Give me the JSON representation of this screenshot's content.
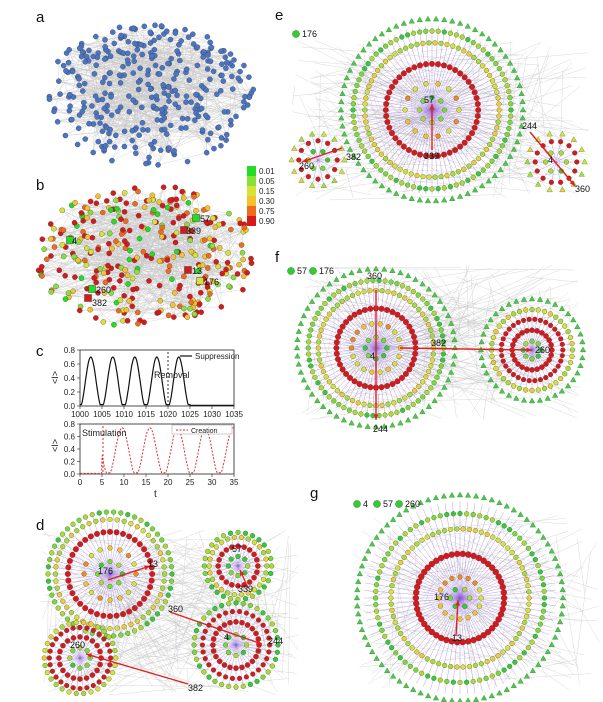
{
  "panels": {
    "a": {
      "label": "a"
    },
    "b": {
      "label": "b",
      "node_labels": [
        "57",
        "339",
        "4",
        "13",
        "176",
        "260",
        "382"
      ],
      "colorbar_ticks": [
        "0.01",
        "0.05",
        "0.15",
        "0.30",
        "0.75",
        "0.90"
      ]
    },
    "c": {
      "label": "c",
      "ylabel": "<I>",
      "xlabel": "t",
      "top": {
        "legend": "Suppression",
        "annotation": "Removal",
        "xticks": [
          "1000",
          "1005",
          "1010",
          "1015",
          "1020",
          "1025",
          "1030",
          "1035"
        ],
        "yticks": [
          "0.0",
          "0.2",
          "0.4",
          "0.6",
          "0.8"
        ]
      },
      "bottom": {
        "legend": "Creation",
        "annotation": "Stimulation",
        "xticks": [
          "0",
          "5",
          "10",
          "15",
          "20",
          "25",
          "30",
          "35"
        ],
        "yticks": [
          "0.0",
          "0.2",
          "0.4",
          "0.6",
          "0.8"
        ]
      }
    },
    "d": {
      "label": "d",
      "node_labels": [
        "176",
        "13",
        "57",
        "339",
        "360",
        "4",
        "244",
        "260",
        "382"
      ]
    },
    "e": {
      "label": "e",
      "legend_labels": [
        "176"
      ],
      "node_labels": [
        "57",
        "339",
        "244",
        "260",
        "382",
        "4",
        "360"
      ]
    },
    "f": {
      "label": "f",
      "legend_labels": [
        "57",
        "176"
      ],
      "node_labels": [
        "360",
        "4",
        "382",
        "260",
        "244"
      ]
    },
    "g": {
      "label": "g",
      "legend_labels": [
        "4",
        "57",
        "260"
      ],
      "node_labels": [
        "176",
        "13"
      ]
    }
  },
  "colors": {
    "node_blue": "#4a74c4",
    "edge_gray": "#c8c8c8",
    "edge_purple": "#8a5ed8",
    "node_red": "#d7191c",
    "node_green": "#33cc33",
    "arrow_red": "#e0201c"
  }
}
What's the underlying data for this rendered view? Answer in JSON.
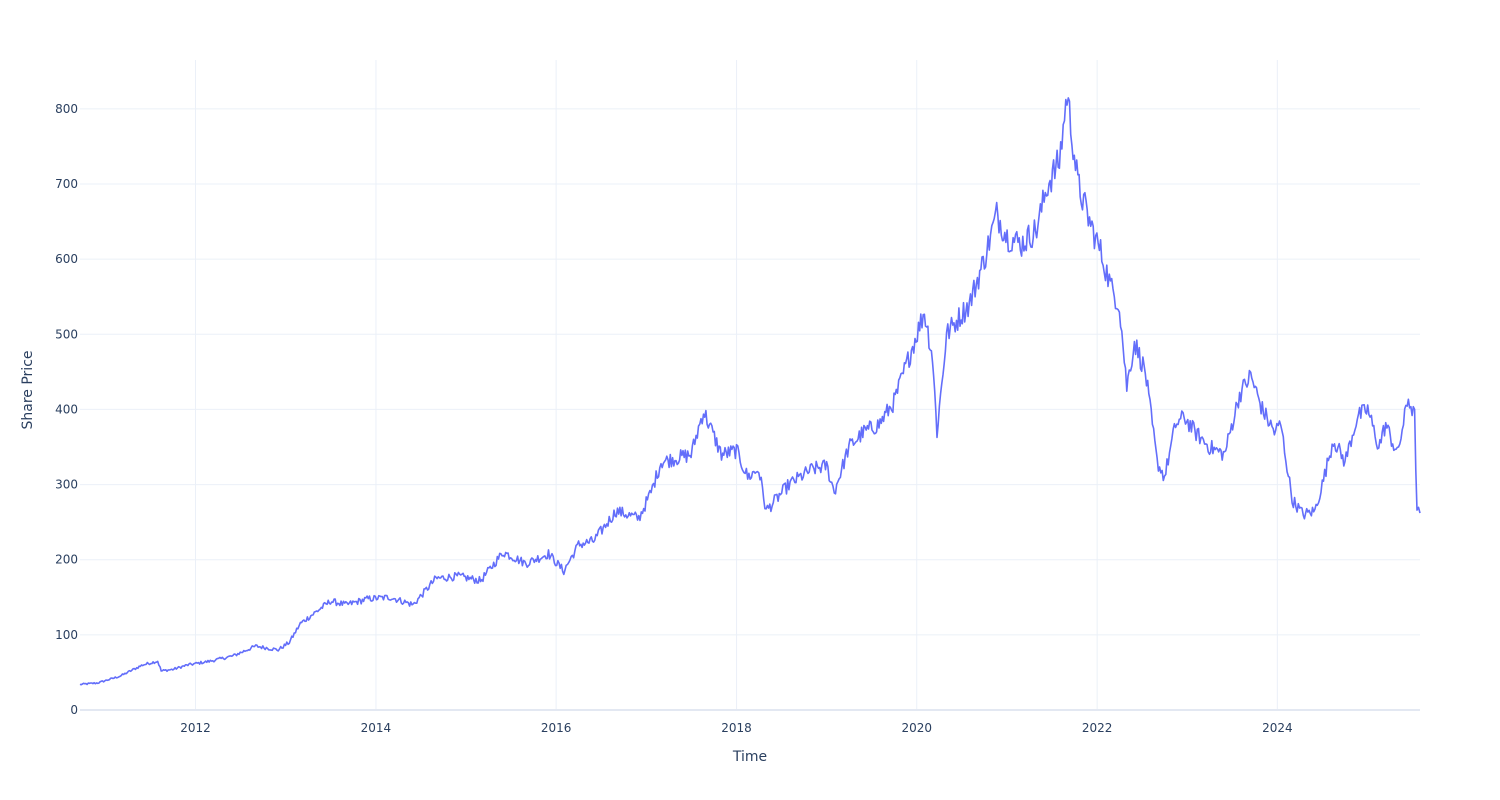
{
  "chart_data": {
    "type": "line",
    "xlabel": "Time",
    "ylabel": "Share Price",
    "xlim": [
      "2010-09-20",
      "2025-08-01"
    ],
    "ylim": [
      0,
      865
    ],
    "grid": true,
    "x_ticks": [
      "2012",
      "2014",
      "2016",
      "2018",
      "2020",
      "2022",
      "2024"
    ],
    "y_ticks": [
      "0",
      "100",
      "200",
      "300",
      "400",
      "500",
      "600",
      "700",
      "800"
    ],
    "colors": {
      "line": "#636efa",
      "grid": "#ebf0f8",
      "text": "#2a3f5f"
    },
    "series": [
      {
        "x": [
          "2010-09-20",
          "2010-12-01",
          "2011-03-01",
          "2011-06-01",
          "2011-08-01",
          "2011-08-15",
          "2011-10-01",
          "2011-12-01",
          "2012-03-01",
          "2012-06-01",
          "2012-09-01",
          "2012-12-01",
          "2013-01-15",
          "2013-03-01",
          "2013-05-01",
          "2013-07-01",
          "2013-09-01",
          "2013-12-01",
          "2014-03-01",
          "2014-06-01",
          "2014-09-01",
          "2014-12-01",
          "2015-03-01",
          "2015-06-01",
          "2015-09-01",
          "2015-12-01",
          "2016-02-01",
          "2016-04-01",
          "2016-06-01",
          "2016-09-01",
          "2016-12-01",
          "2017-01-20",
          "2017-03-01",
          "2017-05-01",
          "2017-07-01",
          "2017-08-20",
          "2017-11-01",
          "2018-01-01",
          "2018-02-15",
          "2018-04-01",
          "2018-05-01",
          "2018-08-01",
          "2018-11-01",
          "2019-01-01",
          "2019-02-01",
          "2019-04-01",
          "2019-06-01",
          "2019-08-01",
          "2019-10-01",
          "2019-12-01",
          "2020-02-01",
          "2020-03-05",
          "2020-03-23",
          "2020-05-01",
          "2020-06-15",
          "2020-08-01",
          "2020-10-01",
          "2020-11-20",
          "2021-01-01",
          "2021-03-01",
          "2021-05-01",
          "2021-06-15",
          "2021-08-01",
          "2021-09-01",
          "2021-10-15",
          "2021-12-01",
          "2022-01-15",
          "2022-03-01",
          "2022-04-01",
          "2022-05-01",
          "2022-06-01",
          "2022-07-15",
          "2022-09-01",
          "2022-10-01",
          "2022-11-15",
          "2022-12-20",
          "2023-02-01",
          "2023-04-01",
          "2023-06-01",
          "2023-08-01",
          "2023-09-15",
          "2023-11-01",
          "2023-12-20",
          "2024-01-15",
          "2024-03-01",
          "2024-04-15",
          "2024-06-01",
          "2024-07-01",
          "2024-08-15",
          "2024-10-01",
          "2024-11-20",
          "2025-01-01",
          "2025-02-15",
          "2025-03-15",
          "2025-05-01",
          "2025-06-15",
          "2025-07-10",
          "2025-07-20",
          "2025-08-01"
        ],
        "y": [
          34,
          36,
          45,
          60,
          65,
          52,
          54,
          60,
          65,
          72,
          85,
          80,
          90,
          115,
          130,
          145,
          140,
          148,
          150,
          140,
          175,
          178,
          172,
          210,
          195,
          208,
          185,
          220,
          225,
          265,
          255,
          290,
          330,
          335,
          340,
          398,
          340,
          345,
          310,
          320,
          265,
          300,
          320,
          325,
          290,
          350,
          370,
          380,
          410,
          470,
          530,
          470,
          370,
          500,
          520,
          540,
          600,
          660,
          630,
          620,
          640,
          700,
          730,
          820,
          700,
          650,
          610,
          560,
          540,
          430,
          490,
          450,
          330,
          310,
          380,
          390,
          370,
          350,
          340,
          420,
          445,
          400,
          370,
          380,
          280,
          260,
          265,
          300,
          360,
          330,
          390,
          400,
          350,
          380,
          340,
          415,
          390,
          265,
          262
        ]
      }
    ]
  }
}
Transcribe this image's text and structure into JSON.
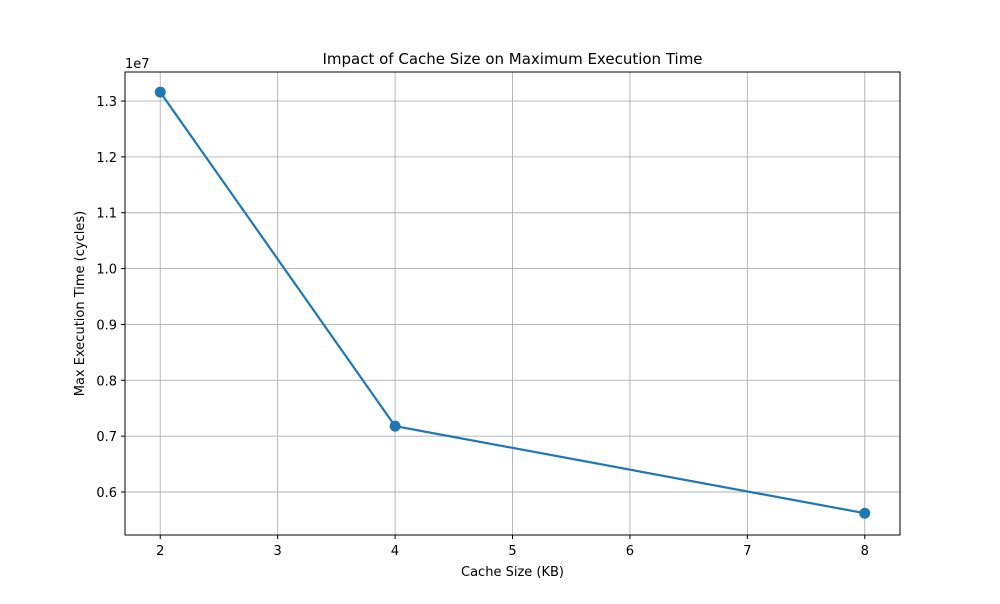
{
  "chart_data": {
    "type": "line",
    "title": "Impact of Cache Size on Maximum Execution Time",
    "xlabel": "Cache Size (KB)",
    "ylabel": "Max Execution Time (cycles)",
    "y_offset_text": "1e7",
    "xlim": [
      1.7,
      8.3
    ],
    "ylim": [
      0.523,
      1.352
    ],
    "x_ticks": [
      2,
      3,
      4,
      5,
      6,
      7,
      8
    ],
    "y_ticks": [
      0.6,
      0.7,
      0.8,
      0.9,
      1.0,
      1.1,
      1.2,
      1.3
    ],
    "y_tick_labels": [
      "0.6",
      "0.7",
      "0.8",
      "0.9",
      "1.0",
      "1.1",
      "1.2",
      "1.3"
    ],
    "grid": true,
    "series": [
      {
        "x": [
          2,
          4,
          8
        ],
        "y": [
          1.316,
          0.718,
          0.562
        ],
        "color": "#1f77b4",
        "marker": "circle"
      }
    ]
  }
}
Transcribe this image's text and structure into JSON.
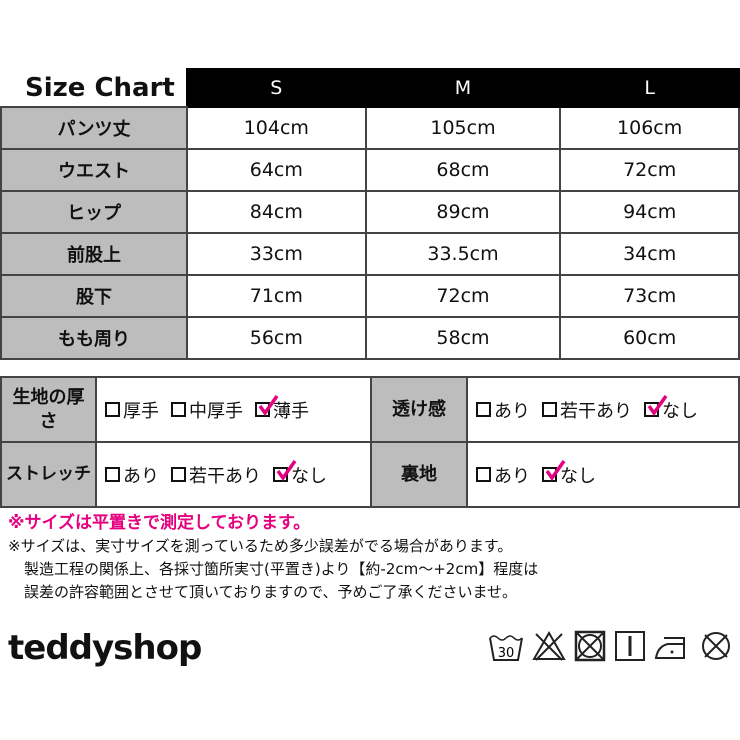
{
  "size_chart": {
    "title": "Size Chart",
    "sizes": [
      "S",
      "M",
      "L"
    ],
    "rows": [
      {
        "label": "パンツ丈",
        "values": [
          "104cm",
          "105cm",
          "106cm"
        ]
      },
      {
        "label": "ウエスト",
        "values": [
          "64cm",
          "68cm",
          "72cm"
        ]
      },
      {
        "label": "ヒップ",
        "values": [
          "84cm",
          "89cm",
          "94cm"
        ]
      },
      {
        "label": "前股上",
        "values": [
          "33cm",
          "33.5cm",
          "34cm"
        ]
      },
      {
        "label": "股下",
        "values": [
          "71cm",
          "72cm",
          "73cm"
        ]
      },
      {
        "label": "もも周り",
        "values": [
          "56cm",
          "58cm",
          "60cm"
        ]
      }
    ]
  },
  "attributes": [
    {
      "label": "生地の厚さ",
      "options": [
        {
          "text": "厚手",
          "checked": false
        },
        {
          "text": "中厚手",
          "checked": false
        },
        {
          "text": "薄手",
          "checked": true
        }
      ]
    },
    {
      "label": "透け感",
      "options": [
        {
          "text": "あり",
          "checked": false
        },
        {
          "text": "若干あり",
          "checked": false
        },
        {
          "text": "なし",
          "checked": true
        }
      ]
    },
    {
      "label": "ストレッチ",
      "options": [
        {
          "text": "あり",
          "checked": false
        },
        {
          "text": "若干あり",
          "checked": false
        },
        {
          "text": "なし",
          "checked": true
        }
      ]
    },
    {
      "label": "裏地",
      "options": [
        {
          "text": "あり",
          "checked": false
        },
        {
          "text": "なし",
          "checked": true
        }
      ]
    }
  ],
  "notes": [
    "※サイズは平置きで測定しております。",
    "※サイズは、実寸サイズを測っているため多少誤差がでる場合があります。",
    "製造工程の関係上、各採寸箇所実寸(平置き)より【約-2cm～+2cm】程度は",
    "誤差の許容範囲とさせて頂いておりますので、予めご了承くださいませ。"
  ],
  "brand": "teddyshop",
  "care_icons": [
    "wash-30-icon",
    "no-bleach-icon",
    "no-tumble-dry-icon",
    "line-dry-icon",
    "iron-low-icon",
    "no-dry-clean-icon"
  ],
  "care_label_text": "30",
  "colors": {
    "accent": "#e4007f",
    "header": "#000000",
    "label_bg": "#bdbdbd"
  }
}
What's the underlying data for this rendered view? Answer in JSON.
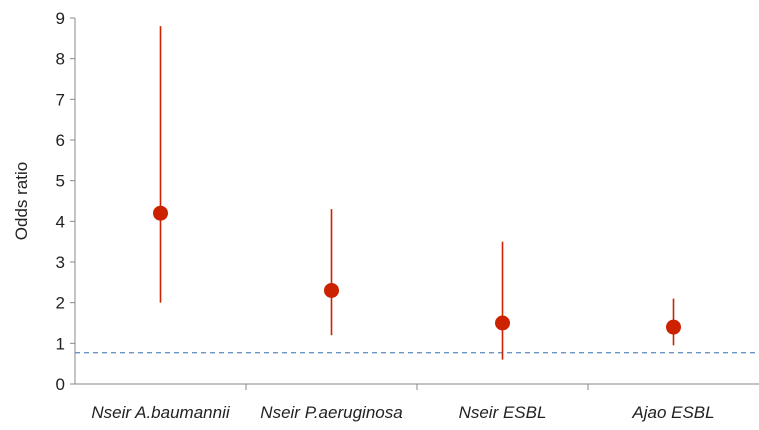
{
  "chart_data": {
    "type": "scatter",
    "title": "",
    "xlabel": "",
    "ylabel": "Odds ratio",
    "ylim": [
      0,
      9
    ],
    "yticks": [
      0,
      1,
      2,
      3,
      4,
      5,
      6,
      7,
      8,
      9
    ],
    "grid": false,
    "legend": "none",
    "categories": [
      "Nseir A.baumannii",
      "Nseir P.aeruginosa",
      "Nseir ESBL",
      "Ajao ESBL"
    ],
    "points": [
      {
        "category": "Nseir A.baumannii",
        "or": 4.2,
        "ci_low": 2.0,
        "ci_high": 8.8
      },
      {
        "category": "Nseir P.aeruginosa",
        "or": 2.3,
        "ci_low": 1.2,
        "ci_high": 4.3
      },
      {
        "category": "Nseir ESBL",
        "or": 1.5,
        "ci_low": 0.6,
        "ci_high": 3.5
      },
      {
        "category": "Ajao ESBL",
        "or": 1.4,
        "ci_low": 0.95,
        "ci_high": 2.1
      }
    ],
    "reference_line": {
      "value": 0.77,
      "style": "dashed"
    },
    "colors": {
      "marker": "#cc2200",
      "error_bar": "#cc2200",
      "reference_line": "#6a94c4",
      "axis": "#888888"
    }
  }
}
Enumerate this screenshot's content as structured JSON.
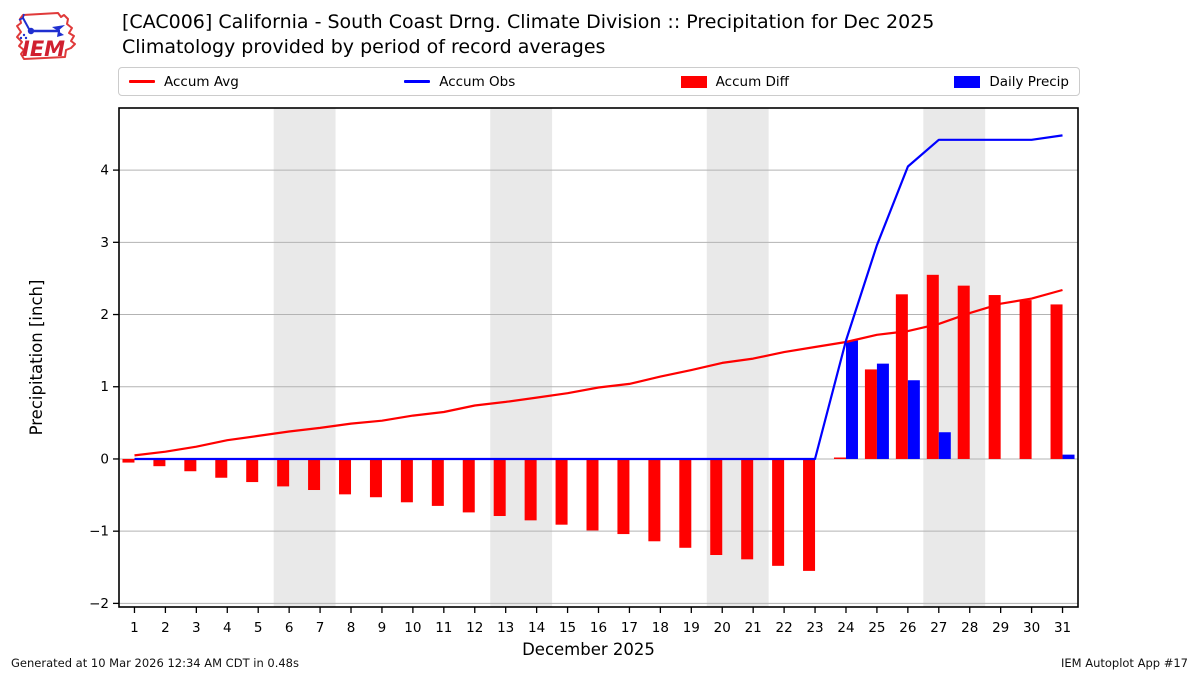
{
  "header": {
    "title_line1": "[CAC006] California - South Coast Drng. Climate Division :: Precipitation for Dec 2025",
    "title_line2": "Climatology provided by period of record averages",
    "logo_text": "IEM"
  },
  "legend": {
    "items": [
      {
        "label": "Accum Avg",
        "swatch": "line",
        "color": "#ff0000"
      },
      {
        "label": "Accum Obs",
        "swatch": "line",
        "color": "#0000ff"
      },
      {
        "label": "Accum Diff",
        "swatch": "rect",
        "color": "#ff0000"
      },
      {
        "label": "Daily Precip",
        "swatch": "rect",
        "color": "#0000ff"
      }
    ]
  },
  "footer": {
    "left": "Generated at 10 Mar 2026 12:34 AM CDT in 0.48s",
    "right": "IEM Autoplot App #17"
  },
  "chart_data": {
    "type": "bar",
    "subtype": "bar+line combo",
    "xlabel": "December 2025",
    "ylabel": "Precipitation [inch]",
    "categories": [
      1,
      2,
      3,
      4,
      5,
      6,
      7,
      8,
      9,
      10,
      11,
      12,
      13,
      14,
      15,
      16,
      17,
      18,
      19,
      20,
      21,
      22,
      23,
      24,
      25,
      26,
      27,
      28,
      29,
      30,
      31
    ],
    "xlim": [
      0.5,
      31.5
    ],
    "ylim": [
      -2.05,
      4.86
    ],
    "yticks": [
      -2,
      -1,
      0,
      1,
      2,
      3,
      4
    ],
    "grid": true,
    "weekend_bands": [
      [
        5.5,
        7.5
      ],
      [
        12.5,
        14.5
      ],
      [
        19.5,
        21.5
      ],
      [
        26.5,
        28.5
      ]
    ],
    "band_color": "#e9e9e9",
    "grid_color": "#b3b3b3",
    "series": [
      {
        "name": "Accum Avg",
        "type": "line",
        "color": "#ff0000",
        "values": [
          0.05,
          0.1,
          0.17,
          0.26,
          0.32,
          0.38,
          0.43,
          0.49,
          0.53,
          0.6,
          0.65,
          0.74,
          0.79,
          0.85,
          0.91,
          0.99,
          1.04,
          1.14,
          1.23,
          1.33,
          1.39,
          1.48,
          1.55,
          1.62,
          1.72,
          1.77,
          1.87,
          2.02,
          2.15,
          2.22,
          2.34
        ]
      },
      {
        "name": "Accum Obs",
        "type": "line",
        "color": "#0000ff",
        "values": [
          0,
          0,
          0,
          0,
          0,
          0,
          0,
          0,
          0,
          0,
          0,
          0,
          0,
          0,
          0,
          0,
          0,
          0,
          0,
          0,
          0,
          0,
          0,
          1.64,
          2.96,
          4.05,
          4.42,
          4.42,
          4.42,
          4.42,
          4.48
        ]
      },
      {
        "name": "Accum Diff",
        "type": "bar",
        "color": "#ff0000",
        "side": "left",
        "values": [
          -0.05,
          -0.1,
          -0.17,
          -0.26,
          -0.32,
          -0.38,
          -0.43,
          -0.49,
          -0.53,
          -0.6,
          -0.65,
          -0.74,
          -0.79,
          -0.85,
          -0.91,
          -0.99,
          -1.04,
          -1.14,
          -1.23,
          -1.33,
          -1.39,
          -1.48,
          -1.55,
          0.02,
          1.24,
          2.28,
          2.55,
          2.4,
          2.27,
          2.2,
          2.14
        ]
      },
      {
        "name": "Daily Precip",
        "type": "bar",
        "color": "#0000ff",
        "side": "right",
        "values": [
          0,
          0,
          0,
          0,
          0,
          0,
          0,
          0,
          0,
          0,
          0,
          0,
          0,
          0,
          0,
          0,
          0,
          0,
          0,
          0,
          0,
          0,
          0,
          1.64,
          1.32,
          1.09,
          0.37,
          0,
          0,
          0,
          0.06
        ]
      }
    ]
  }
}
****************************************
TASK OBJECTIVE
State how many lines of the records above contain the word "content", giving only that number.

FINAL ANSWER
2